• _REQUIRED TASK_: In the listing below, locate every line that contains the string "Intensity" with the same capitalization, and copy each of those lines.

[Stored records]
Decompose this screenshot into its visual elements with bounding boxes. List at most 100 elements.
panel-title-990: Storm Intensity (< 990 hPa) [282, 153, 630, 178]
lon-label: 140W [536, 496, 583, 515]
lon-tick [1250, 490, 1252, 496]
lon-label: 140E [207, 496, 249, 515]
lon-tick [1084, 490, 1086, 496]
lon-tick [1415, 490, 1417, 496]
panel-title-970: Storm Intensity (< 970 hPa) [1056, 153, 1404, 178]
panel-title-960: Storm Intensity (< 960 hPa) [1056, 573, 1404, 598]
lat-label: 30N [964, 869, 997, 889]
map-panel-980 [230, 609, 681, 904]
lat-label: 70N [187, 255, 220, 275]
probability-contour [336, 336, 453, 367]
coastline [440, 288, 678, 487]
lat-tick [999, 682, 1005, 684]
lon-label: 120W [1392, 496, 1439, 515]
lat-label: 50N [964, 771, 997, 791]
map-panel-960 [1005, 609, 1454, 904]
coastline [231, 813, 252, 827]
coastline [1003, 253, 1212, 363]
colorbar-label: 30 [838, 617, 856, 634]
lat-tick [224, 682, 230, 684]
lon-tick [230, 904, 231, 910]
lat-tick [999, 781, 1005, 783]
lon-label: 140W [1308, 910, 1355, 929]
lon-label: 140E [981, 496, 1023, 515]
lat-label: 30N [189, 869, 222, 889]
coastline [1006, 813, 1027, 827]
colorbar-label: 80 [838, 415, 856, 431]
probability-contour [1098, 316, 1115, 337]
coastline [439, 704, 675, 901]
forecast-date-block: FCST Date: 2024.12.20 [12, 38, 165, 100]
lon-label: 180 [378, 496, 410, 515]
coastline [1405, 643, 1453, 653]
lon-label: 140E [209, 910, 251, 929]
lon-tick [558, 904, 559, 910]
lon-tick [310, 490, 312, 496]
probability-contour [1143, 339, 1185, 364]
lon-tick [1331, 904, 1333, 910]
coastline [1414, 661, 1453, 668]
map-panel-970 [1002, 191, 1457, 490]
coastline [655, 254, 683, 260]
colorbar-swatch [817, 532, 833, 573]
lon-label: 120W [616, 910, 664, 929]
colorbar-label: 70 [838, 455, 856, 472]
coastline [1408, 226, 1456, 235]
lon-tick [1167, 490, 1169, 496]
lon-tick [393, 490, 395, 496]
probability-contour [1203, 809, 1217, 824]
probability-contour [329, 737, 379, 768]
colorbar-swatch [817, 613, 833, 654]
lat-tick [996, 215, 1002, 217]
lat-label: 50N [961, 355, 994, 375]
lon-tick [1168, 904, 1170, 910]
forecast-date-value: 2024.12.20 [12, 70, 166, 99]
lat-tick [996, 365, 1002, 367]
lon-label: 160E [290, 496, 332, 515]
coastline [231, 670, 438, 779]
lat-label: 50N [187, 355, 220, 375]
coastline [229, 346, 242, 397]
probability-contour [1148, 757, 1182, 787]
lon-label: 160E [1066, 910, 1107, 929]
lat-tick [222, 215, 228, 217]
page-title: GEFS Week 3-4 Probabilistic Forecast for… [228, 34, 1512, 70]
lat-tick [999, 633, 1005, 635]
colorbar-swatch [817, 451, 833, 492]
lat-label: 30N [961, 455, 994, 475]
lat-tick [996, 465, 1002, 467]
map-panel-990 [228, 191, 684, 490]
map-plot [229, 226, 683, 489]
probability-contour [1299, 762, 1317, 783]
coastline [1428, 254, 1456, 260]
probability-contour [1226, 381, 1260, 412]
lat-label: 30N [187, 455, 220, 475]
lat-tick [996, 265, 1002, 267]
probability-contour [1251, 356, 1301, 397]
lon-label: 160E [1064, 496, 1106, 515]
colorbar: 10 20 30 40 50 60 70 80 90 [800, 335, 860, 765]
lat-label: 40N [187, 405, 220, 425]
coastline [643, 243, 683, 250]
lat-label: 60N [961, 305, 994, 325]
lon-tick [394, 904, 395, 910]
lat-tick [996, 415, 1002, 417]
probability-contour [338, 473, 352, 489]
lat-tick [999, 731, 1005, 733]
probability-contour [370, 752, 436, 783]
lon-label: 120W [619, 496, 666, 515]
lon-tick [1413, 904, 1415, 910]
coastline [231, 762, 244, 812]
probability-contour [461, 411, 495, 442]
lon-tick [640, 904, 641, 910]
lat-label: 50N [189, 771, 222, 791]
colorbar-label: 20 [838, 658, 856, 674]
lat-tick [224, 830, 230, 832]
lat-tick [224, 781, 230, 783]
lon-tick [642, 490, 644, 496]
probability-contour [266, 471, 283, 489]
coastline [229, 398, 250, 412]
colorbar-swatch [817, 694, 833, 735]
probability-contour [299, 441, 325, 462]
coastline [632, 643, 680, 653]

• _ANSWER FOR THIS EXERCISE_:
panel-title-990: Storm Intensity (< 990 hPa) [282, 153, 630, 178]
panel-title-970: Storm Intensity (< 970 hPa) [1056, 153, 1404, 178]
panel-title-960: Storm Intensity (< 960 hPa) [1056, 573, 1404, 598]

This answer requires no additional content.